* Work to do: Below are entries. Pull out all lines containing "this".

* Listed records:

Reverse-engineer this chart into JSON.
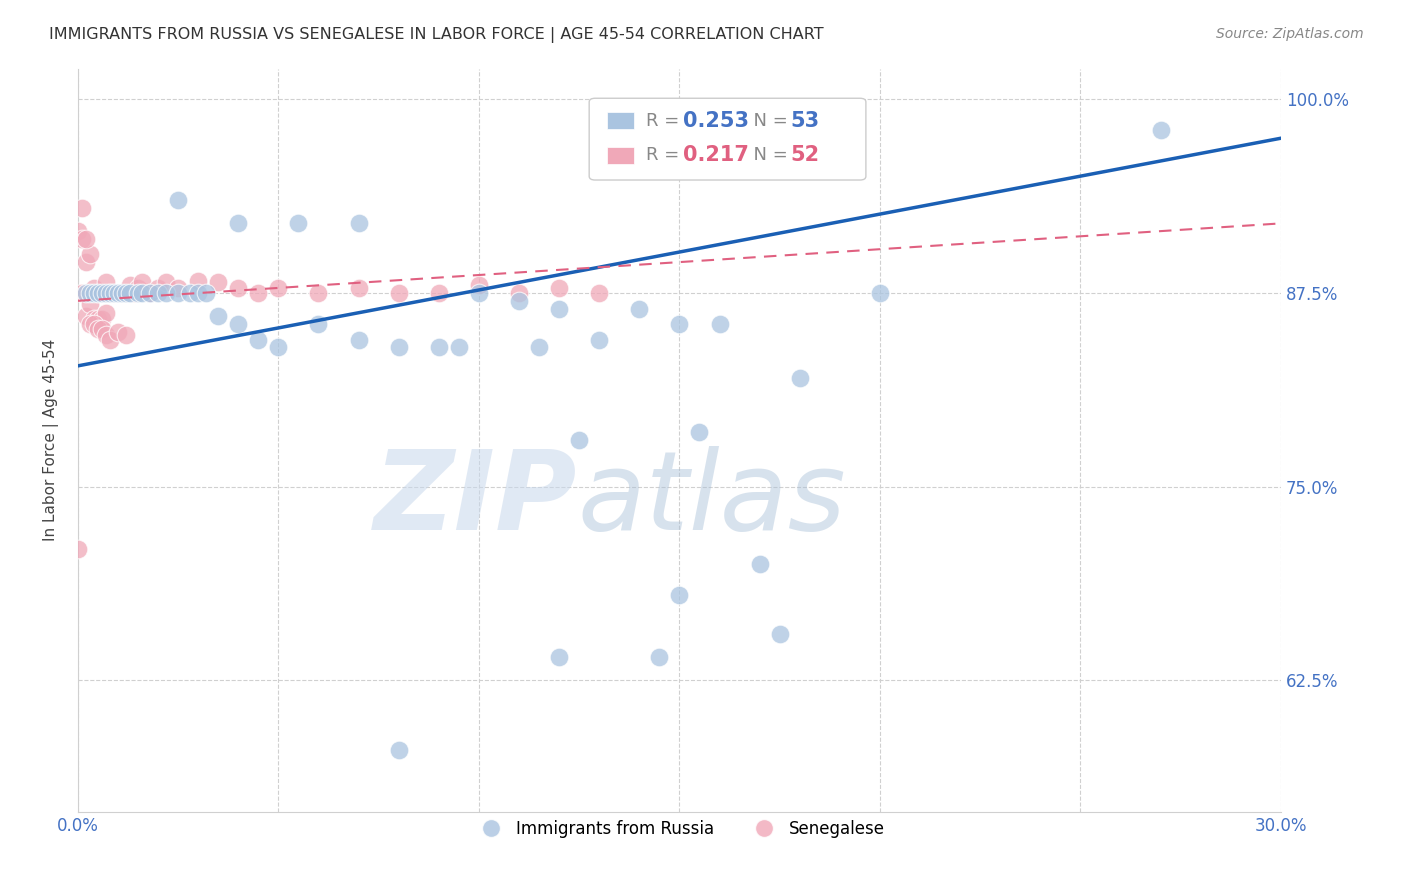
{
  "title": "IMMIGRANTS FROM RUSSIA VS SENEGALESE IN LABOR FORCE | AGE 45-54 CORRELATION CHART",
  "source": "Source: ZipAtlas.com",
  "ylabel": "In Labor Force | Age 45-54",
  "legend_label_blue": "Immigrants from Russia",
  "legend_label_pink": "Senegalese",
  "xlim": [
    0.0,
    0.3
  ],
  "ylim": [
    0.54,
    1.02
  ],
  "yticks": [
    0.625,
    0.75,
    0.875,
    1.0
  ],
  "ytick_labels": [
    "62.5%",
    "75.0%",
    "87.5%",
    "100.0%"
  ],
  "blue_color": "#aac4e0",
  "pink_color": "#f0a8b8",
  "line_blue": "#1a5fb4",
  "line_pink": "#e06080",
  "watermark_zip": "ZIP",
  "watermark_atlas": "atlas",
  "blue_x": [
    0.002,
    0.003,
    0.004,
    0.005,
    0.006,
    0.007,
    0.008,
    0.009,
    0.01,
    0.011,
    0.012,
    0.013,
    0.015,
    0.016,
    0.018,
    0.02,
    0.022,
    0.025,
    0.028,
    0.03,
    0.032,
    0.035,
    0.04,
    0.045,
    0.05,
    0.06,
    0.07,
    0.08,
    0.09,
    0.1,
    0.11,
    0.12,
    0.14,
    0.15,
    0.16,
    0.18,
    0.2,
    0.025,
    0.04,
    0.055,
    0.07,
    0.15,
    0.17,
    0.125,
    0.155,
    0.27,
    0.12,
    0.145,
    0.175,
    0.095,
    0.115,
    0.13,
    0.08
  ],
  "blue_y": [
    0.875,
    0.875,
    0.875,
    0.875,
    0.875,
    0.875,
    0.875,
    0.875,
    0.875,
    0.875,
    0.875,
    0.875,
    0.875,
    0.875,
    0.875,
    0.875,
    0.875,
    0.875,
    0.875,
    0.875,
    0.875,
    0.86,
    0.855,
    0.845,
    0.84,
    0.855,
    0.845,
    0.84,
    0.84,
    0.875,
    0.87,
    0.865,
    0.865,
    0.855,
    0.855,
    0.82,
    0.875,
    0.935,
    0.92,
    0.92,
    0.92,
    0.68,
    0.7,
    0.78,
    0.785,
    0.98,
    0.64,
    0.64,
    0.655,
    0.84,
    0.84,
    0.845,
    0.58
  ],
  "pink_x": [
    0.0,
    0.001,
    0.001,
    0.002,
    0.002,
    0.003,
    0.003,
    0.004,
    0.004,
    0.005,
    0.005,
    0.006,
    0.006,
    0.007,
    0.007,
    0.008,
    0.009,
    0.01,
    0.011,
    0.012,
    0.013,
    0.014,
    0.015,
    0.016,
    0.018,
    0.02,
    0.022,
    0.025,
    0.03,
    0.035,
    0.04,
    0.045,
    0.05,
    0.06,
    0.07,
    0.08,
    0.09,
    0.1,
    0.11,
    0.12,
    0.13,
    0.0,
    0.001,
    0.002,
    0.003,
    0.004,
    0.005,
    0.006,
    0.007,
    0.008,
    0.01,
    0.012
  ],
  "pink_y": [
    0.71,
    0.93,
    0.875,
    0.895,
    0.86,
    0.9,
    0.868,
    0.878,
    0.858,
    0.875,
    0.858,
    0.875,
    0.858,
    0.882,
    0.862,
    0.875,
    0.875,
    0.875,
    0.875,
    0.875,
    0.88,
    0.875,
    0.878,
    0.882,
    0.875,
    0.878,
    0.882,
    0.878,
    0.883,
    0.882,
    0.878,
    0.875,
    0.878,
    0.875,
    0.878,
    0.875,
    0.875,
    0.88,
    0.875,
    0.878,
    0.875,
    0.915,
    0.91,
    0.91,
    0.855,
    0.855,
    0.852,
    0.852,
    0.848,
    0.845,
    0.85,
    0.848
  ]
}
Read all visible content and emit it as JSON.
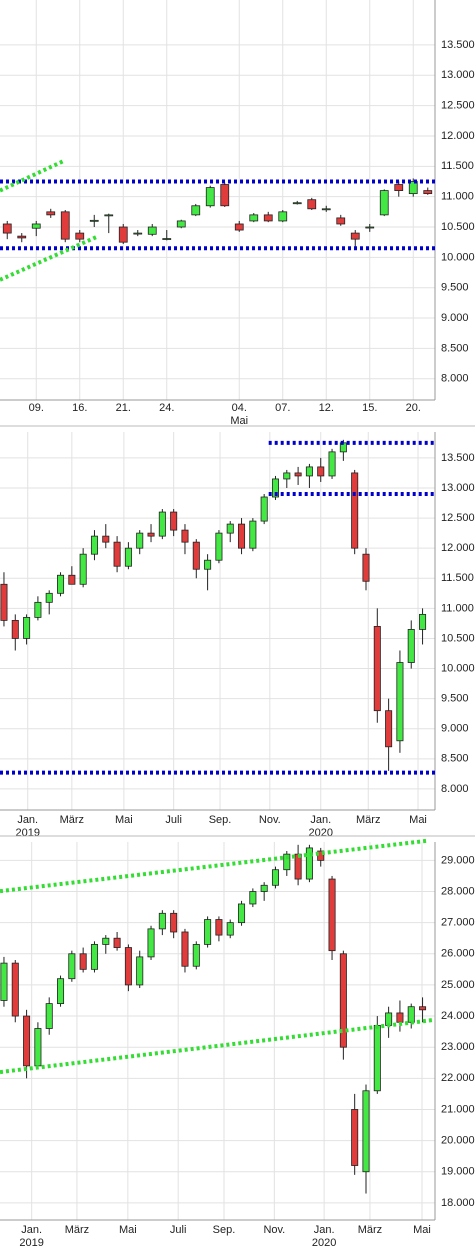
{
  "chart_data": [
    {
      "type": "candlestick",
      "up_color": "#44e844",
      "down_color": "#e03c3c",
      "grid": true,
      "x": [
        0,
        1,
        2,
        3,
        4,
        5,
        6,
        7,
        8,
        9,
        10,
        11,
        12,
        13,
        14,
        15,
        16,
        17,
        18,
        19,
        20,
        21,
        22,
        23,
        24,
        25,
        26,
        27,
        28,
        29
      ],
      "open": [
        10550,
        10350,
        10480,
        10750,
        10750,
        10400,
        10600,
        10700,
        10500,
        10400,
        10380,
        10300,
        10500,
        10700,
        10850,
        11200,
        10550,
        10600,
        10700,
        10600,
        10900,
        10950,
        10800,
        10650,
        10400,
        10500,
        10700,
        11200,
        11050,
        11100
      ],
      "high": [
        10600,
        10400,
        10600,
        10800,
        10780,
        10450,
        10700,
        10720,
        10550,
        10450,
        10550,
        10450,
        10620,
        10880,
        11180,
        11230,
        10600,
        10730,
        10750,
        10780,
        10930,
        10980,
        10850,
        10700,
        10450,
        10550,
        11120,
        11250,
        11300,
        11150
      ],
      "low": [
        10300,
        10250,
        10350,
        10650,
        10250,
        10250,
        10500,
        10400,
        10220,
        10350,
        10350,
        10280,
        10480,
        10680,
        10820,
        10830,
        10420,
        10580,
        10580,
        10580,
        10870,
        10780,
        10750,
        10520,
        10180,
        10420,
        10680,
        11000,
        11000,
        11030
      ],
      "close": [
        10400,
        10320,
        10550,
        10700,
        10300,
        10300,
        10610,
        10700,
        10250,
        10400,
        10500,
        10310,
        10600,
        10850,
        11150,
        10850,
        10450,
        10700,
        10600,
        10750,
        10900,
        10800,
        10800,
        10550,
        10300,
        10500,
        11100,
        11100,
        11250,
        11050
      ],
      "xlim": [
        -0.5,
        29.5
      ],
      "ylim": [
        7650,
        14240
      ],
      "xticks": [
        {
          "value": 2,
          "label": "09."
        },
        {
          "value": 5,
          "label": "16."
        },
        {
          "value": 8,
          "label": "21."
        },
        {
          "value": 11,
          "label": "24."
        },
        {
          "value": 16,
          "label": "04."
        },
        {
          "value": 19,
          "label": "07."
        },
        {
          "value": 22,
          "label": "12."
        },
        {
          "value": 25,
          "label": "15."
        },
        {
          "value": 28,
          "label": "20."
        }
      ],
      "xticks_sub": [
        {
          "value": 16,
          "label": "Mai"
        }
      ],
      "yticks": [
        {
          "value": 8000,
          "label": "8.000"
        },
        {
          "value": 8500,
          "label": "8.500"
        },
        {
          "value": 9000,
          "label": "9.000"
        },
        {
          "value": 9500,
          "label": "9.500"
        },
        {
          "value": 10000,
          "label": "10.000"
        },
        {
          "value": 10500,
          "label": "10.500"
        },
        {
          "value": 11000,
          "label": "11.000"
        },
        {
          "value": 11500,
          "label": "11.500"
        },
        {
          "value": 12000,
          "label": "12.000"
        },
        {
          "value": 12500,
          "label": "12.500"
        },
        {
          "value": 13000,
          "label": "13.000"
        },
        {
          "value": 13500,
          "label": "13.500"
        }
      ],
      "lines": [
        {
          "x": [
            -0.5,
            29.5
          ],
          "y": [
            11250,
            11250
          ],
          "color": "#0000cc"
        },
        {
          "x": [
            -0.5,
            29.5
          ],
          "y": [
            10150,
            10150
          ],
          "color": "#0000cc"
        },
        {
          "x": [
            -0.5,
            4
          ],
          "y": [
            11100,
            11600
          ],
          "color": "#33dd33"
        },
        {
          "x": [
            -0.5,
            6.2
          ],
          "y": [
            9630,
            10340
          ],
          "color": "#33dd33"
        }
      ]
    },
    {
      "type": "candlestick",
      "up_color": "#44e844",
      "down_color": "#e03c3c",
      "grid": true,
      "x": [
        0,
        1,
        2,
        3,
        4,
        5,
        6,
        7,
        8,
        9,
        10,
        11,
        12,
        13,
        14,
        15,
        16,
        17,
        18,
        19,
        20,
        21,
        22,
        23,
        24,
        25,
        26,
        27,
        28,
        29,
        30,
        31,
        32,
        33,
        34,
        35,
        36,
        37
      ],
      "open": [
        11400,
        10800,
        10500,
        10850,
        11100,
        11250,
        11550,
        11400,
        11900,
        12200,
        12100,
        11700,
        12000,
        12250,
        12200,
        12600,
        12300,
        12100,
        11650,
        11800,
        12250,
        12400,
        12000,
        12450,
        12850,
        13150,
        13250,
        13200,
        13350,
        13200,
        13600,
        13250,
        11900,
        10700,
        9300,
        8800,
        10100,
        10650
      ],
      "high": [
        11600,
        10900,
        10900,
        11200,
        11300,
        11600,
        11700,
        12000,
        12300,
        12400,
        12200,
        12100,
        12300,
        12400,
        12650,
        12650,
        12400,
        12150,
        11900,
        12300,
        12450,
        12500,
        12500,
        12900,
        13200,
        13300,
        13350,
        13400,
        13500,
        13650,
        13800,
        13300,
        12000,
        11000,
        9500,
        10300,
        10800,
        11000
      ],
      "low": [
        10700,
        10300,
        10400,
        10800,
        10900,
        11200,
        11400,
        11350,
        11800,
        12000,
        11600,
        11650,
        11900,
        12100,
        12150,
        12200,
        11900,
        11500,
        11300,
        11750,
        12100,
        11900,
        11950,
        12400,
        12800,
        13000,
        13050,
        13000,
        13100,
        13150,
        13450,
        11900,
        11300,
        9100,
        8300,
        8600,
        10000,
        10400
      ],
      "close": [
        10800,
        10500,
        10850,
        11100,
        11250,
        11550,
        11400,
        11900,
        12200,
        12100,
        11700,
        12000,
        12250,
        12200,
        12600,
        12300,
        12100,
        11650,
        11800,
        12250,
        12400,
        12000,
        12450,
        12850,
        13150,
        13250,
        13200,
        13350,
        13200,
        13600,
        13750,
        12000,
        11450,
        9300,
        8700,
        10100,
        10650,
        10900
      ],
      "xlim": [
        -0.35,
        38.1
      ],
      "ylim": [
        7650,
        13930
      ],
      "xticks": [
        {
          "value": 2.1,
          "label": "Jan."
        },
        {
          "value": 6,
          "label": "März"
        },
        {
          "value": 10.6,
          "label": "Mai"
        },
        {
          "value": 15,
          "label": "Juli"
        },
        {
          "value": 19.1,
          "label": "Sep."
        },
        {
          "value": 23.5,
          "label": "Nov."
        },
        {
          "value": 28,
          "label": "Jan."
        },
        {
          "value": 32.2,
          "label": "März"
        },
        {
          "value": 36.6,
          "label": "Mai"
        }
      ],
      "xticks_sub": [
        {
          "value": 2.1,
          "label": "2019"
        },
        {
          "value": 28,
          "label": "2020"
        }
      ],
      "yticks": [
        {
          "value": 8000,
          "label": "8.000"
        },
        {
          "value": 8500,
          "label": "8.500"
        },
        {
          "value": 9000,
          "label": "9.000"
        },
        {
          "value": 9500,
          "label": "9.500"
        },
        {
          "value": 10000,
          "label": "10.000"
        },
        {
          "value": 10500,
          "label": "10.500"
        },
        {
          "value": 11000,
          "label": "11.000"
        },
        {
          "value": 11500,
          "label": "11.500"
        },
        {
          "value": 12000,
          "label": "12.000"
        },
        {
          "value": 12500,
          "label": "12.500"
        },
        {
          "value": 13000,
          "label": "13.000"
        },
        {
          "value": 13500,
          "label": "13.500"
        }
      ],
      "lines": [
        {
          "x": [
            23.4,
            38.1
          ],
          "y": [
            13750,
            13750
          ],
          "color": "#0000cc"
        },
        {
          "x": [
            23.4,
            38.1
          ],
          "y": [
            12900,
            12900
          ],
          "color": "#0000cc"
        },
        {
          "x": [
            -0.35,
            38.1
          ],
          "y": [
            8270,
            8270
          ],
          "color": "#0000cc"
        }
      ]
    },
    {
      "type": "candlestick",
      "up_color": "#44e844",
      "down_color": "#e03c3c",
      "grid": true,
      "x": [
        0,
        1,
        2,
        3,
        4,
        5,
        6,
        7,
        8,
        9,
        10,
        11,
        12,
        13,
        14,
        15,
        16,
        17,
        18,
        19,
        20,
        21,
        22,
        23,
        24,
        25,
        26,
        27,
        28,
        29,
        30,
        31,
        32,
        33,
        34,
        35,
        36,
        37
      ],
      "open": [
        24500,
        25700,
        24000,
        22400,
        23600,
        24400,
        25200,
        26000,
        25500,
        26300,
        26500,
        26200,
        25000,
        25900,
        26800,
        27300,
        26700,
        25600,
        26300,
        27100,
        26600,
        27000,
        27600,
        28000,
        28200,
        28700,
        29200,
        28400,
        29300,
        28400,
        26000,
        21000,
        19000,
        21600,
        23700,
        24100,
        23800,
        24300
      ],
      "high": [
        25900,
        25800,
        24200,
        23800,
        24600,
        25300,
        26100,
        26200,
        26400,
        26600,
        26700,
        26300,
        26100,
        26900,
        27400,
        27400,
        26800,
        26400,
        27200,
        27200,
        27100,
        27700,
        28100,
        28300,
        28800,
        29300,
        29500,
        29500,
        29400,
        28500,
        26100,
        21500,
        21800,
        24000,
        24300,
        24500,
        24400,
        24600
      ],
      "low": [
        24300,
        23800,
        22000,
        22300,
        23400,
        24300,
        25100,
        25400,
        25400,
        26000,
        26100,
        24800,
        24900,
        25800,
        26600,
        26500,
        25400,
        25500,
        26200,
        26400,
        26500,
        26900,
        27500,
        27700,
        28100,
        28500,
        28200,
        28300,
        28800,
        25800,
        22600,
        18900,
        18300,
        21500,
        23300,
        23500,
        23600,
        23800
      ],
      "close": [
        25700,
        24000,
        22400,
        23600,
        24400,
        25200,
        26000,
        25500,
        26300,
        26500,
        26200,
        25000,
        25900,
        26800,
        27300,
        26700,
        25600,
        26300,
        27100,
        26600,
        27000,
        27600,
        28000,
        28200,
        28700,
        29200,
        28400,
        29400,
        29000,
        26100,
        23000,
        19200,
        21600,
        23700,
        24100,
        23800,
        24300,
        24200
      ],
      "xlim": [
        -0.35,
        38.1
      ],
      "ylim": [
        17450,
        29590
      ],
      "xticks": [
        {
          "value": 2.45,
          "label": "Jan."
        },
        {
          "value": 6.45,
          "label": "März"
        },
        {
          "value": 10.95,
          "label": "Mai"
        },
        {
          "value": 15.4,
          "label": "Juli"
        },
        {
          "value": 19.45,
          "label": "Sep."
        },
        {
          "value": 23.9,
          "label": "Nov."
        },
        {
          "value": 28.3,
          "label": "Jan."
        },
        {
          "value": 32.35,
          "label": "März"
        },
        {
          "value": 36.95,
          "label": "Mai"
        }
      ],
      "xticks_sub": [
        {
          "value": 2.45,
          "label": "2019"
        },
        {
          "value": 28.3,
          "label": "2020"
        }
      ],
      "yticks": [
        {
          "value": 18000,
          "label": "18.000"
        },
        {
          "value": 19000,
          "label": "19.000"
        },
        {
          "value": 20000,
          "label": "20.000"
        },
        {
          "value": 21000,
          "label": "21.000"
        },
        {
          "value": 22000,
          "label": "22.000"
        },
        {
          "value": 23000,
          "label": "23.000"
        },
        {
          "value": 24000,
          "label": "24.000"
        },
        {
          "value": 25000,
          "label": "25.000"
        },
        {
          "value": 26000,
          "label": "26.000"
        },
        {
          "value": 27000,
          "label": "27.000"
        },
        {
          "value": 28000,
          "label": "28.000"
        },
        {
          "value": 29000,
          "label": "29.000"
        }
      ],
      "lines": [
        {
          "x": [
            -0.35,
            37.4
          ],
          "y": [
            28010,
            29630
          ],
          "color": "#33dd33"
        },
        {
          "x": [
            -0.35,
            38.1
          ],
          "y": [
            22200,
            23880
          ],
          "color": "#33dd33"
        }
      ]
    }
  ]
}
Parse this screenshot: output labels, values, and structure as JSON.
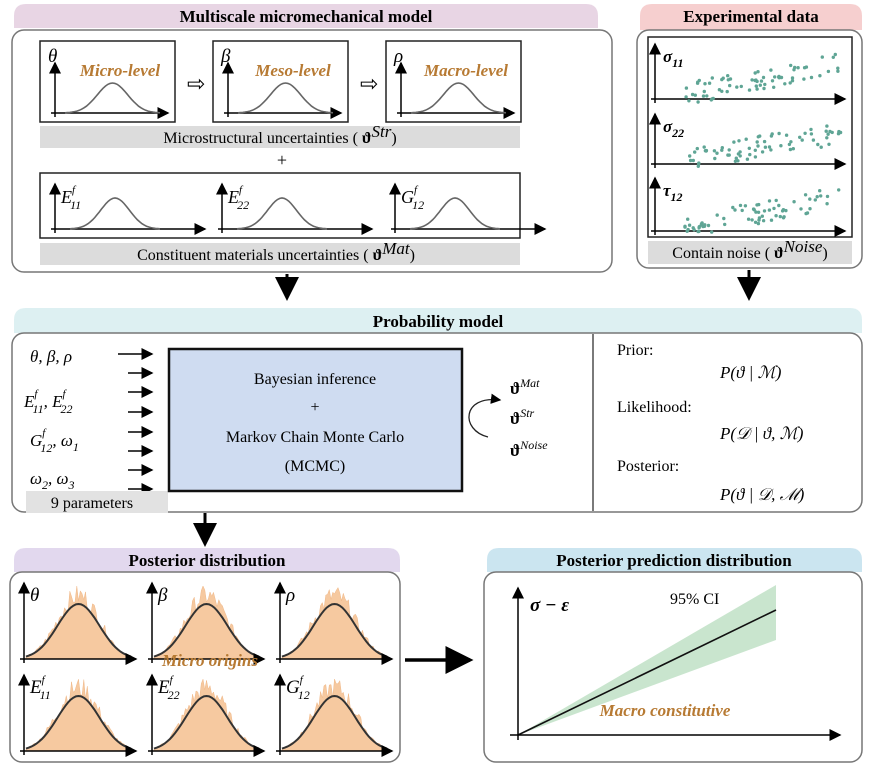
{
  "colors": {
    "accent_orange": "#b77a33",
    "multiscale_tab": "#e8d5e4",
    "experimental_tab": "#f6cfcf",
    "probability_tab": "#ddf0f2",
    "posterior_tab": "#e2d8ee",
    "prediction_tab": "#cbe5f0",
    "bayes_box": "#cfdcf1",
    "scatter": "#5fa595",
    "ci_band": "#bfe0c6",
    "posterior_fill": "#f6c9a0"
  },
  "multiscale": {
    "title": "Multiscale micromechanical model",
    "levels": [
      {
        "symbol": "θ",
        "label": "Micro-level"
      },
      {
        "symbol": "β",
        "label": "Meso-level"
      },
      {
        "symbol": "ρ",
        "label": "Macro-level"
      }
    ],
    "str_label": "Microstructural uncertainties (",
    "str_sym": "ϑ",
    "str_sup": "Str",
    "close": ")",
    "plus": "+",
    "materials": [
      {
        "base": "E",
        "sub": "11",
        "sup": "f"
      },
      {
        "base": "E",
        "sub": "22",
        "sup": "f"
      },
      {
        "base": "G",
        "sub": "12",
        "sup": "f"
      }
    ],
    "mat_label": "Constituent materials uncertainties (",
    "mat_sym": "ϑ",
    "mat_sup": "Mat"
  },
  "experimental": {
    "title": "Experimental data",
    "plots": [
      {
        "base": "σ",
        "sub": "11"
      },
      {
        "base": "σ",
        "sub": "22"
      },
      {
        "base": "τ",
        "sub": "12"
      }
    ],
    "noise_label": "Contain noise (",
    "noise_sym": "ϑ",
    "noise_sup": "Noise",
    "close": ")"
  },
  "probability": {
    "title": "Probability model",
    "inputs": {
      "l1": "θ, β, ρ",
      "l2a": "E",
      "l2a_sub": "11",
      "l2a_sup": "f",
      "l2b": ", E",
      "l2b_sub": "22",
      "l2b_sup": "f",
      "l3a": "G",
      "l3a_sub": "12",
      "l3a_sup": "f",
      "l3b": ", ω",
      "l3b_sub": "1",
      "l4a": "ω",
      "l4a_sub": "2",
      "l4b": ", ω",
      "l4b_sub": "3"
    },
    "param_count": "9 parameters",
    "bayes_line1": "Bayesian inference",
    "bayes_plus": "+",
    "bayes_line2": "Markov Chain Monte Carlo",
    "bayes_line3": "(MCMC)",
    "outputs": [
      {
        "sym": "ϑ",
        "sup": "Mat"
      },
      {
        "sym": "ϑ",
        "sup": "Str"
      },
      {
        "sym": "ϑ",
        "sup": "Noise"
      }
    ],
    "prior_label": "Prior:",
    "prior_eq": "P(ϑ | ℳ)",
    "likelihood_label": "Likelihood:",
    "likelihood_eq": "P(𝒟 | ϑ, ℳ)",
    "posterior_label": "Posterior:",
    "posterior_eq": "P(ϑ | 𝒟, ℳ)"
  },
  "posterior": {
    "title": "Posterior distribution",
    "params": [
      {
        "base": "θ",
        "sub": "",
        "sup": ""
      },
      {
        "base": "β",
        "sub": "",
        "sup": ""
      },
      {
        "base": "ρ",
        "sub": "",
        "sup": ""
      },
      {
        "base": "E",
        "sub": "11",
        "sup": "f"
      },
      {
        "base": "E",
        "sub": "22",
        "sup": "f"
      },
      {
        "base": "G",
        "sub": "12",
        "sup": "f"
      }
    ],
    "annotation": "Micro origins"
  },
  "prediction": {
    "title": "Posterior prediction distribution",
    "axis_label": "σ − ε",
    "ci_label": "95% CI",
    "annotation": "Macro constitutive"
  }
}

* Exercise result:
Reverse-engineer this chart into JSON.
Parse this screenshot: output labels, values, and structure as JSON.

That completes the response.